**What to work on:** Images must not appear in your copy; reproduce every other part of the records exactly.

**Source records:**

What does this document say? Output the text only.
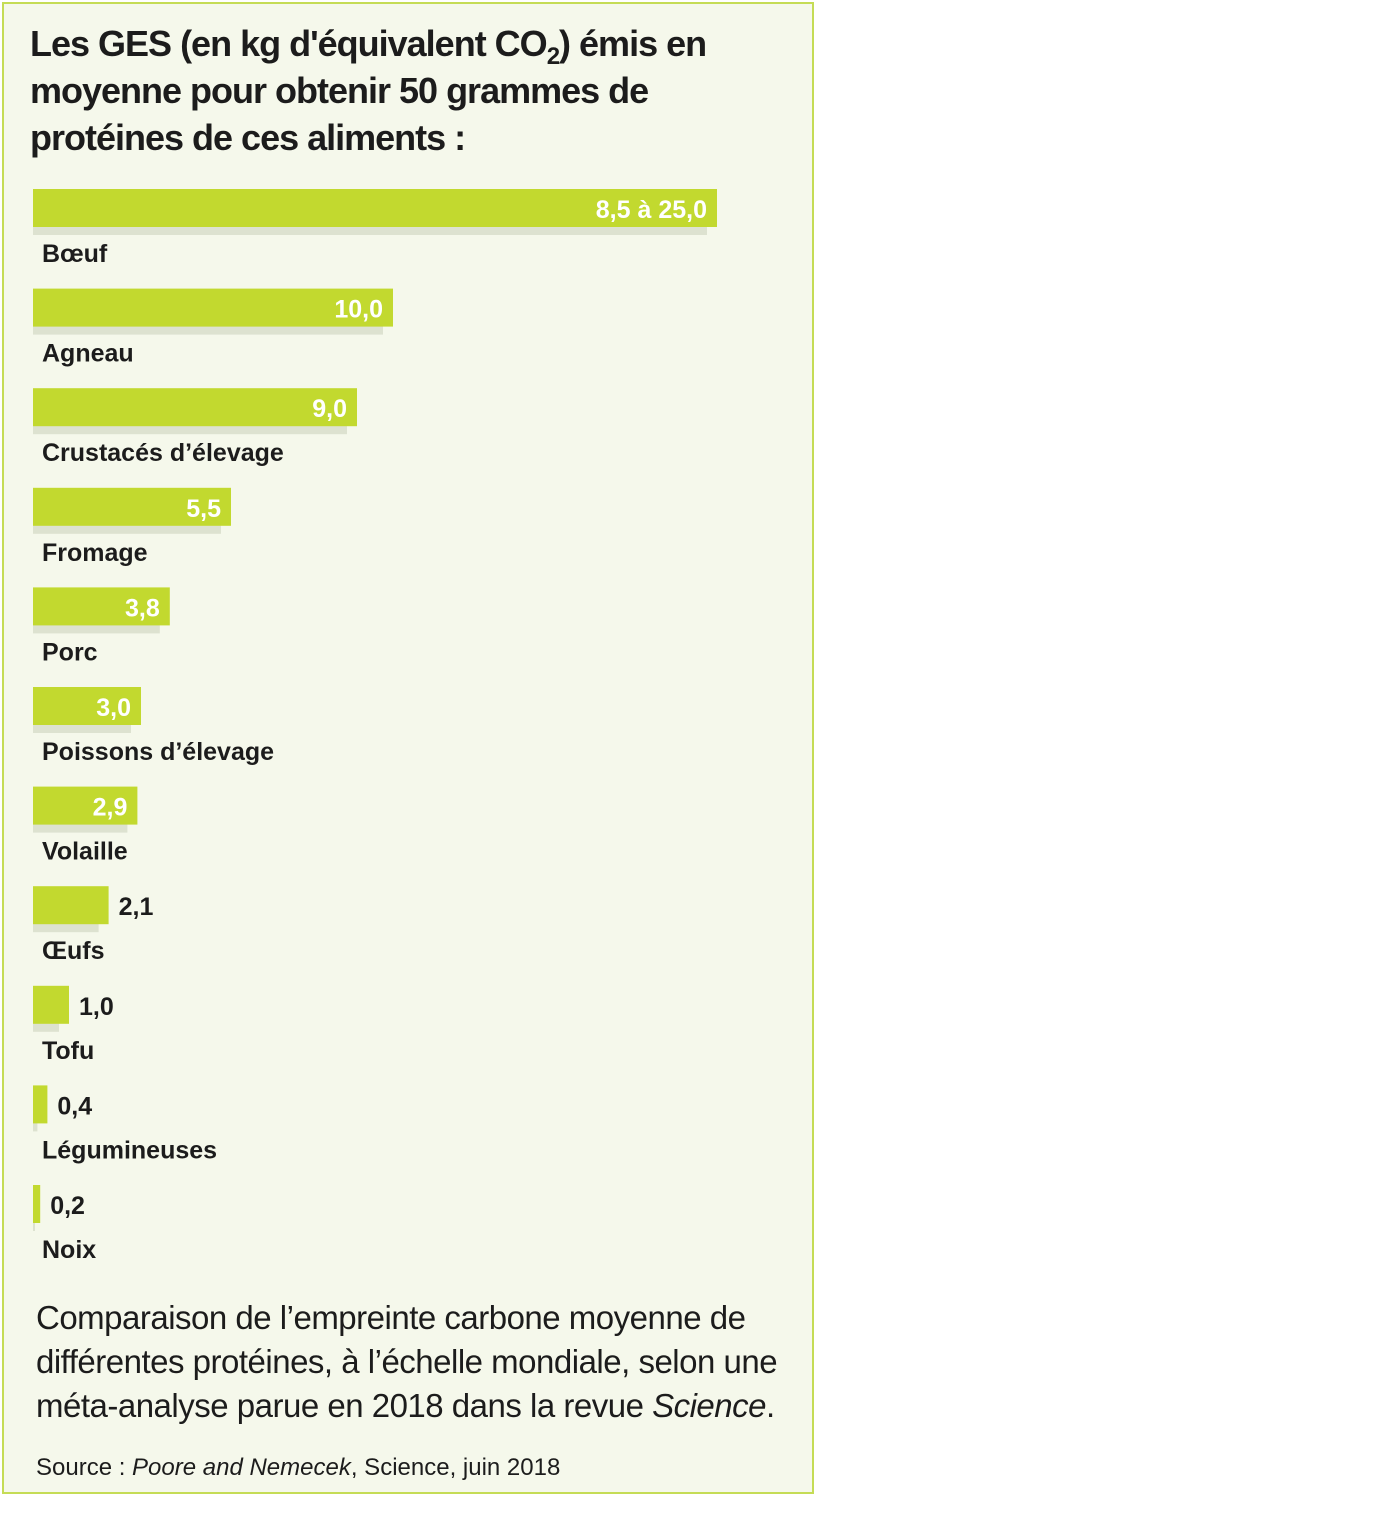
Les GES (en kg d'équivalent $CO_2$) émis en moyenne pour obtenir 50 grammes de protéines de ces aliments :
8,5 à 25,0
Bœuf
10,0
Agneau
9,0
Crustacés d’élevage
5,5
Fromage
3,8
Porc
3,0
Poissons d’élevage
2,9
Volaille
2,1
Œufs
1,0
Tofu
0,4
Légumineuses
0,2
Noix
Comparaison de l’empreinte carbone moyenne de différentes protéines, à l’échelle mondiale, selon une méta-analyse parue en 2018 dans la revue Science.
Source : Poore and Nemecek, Science, juin 2018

**Reply to the task:**
What does this document say? Output the text only.
Les GES (en kg d'équivalent $CO_2$) émis en moyenne pour obtenir 50 grammes de protéines de ces aliments :
8,5 à 25,0
Bœuf
10,0
Agneau
9,0
Crustacés d’élevage
5,5
Fromage
3,8
Porc
3,0
Poissons d’élevage
2,9
Volaille
2,1
Œufs
1,0
Tofu
0,4
Légumineuses
0,2
Noix
Comparaison de l’empreinte carbone moyenne de différentes protéines, à l’échelle mondiale, selon une méta-analyse parue en 2018 dans la revue Science.
Source : Poore and Nemecek, Science, juin 2018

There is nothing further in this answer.